• Selected extract:
Window Functions Order Conservation -- Follow-up On Set Monotonicity #14813

berkaysynnada · 2025-02-21T14:24:21Z

Which issue does this PR close?

Closes Feature: AggregateMonotonicity #14271 (comment).

Rationale for this change

#14271 had introduced set-monotonicity term for window functions. After that PR we have some false negatives for order conservation, and we don't have a fully complete test coverage for window functions in terms of set-monotonicity, partitioning type, frame type, and order of the function inputs.

What changes are included in this PR?

This PR enriches the ordering properties of WindowAggExec and BoundedWindowAggExec, and I've written a test function which covers all cases for a window function, both positive and negative cases.

Are these changes tested?

Yes

Are there any user-facing changes?

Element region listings

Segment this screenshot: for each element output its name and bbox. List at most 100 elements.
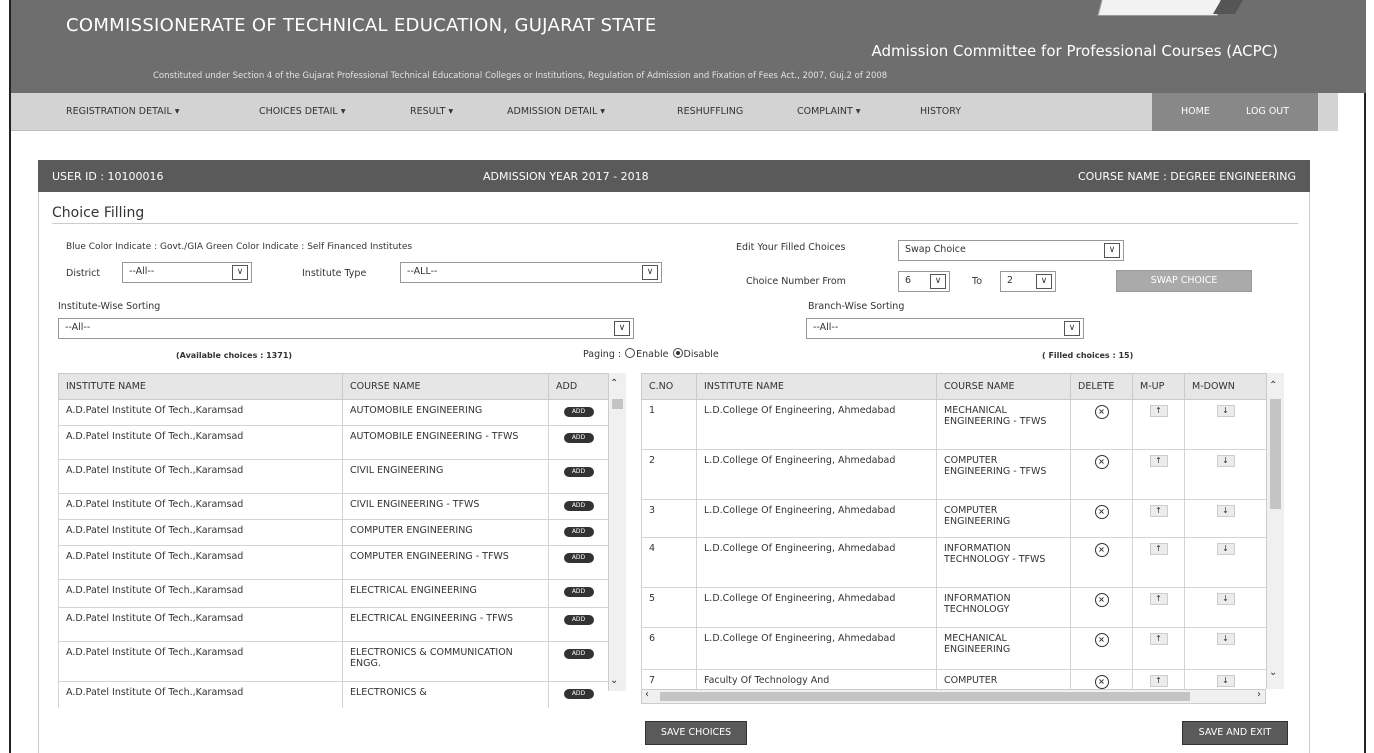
add-button[interactable]: ADD	[563, 433, 594, 443]
move-down-cell: ↓	[1184, 627, 1266, 670]
arrow-down-icon[interactable]: ↓	[1216, 455, 1235, 467]
admission-year: ADMISSION YEAR 2017 - 2018	[483, 170, 649, 183]
user-id: USER ID : 10100016	[52, 170, 164, 183]
delete-cell: ×	[1070, 399, 1133, 450]
scroll-thumb[interactable]	[1270, 399, 1281, 509]
color-legend: Blue Color Indicate : Govt./GIA Green Co…	[66, 242, 413, 252]
delete-cell: ×	[1070, 449, 1133, 500]
main-nav	[11, 93, 1336, 131]
add-button[interactable]: ADD	[563, 501, 594, 511]
arrow-up-icon[interactable]: ↑	[1149, 455, 1168, 467]
institute-name-cell: A.D.Patel Institute Of Tech.,Karamsad	[58, 545, 343, 580]
arrow-down-icon[interactable]: ↓	[1216, 675, 1235, 687]
table-row: A.D.Patel Institute Of Tech.,Karamsad AUT…	[58, 425, 608, 460]
circle-x-icon[interactable]: ×	[1094, 405, 1109, 419]
paging-disable-radio[interactable]	[672, 348, 683, 358]
arrow-down-icon[interactable]: ↓	[1216, 405, 1235, 417]
arrow-down-icon[interactable]: ↓	[1216, 543, 1235, 555]
counselling-tab[interactable]	[1097, 0, 1225, 16]
add-cell: ADD	[548, 399, 608, 426]
add-cell: ADD	[548, 681, 608, 708]
available-vertical-scrollbar[interactable]	[608, 373, 626, 691]
course-name-cell: COMPUTER ENGINEERING	[936, 499, 1071, 538]
nav-admission-detail[interactable]: ADMISSION DETAIL ▾	[507, 106, 605, 117]
arrow-up-icon[interactable]: ↑	[1149, 633, 1168, 645]
edit-choices-select[interactable]: Swap Choice ∨	[898, 240, 1124, 261]
swap-choice-button[interactable]: SWAP CHOICE	[1116, 270, 1252, 292]
arrow-down-icon[interactable]: ↓	[1216, 633, 1235, 645]
arrow-down-icon[interactable]: ↓	[1216, 593, 1235, 605]
filled-horizontal-scrollbar[interactable]: ‹ ›	[641, 689, 1266, 704]
choice-to-select[interactable]: 2 ∨	[1000, 271, 1056, 292]
institute-sort-select[interactable]: --All-- ∨	[58, 318, 634, 339]
move-down-cell: ↓	[1184, 449, 1266, 500]
arrow-up-icon[interactable]: ↑	[1149, 593, 1168, 605]
choice-from-select[interactable]: 6 ∨	[898, 271, 950, 292]
col-move-down: M-DOWN	[1184, 373, 1266, 400]
nav-logout[interactable]: LOG OUT	[1246, 106, 1289, 117]
move-up-cell: ↑	[1132, 537, 1185, 588]
institute-name-cell: L.D.College Of Engineering, Ahmedabad	[696, 399, 937, 450]
paging-enable-radio[interactable]	[625, 348, 636, 358]
add-button[interactable]: ADD	[563, 587, 594, 597]
nav-complaint[interactable]: COMPLAINT ▾	[797, 106, 861, 117]
circle-x-icon[interactable]: ×	[1094, 543, 1109, 557]
nav-history[interactable]: HISTORY	[920, 106, 961, 117]
scroll-left-icon[interactable]: ‹	[645, 689, 649, 700]
arrow-up-icon[interactable]: ↑	[1149, 405, 1168, 417]
institute-type-select[interactable]: --ALL-- ∨	[400, 262, 662, 283]
arrow-up-icon[interactable]: ↑	[1149, 543, 1168, 555]
arrow-up-icon[interactable]: ↑	[1149, 675, 1168, 687]
available-choices-count: (Available choices : 1371)	[176, 351, 293, 360]
nav-choices-detail[interactable]: CHOICES DETAIL ▾	[259, 106, 346, 117]
choice-no-cell: 3	[641, 499, 697, 538]
circle-x-icon[interactable]: ×	[1094, 633, 1109, 647]
course-name-cell: AUTOMOBILE ENGINEERING	[342, 399, 549, 426]
table-row: A.D.Patel Institute Of Tech.,Karamsad AUT…	[58, 399, 608, 426]
add-button[interactable]: ADD	[563, 467, 594, 477]
institute-type-value: --ALL--	[407, 266, 438, 277]
nav-registration-detail[interactable]: REGISTRATION DETAIL ▾	[66, 106, 180, 117]
scroll-down-icon[interactable]: ⌄	[610, 675, 618, 686]
circle-x-icon[interactable]: ×	[1094, 505, 1109, 519]
district-label: District	[66, 268, 101, 279]
col-add: ADD	[548, 373, 608, 400]
add-button[interactable]: ADD	[563, 407, 594, 417]
branch-sort-select[interactable]: --All-- ∨	[806, 318, 1084, 339]
filled-vertical-scrollbar[interactable]	[1266, 373, 1284, 689]
delete-cell: ×	[1070, 499, 1133, 538]
institute-name-cell: A.D.Patel Institute Of Tech.,Karamsad	[58, 459, 343, 494]
add-button[interactable]: ADD	[563, 553, 594, 563]
nav-result[interactable]: RESULT ▾	[410, 106, 453, 117]
paging-label: Paging :	[583, 349, 622, 360]
nav-reshuffling[interactable]: RESHUFFLING	[677, 106, 743, 117]
add-button[interactable]: ADD	[563, 649, 594, 659]
chevron-down-icon: ∨	[642, 265, 658, 280]
chevron-down-icon: ∨	[930, 274, 946, 289]
circle-x-icon[interactable]: ×	[1094, 675, 1109, 689]
scroll-right-icon[interactable]: ›	[1257, 689, 1261, 700]
scroll-up-icon[interactable]: ⌃	[610, 378, 618, 389]
arrow-down-icon[interactable]: ↓	[1216, 505, 1235, 517]
info-bar: USER ID : 10100016 ADMISSION YEAR 2017 -…	[38, 160, 1310, 192]
add-button[interactable]: ADD	[563, 615, 594, 625]
save-choices-button[interactable]: SAVE CHOICES	[645, 721, 747, 745]
district-select[interactable]: --All-- ∨	[122, 262, 252, 283]
scroll-up-icon[interactable]: ⌃	[1269, 380, 1277, 391]
table-row: 6 L.D.College Of Engineering, Ahmedabad ME…	[641, 627, 1266, 670]
paging-disable-label: Disable	[683, 349, 719, 360]
add-button[interactable]: ADD	[563, 527, 594, 537]
nav-home[interactable]: HOME	[1181, 106, 1210, 117]
save-and-exit-button[interactable]: SAVE AND EXIT	[1182, 721, 1288, 745]
arrow-up-icon[interactable]: ↑	[1149, 505, 1168, 517]
filled-header-row: C.NO INSTITUTE NAME COURSE NAME DELETE M…	[641, 373, 1266, 400]
scroll-down-icon[interactable]: ⌄	[1269, 667, 1277, 678]
circle-x-icon[interactable]: ×	[1094, 593, 1109, 607]
col-course-name: COURSE NAME	[342, 373, 549, 400]
add-button[interactable]: ADD	[563, 689, 594, 699]
scroll-thumb[interactable]	[660, 692, 1190, 701]
circle-x-icon[interactable]: ×	[1094, 455, 1109, 469]
choice-from-label: Choice Number From	[746, 276, 846, 287]
scroll-thumb[interactable]	[612, 399, 623, 409]
institute-sort-value: --All--	[65, 322, 91, 333]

• Exercises to complete:
- a) Answer these questions using the pull request description:
(i) Which issue does the pull request close?
(ii) What term did #14271 introduce for window functions?
(iii) The ordering properties of which two executors are enriched?
- b) Repeat word for word the part of the pull request description that opens with the words containing "berkaysynnada · 2025-02-21T14:24:21Z" and closes with "the function inputs.".

• Answers to the tasks:
- a)
(i) Feature: AggregateMonotonicity #14271 (comment)
(ii) The set-monotonicity term
(iii) WindowAggExec and BoundedWindowAggExec

- b)
berkaysynnada · 2025-02-21T14:24:21Z

Which issue does this PR close?

Closes Feature: AggregateMonotonicity #14271 (comment).

Rationale for this change

#14271 had introduced set-monotonicity term for window functions. After that PR we have some false negatives for order conservation, and we don't have a fully complete test coverage for window functions in terms of set-monotonicity, partitioning type, frame type, and order of the function inputs.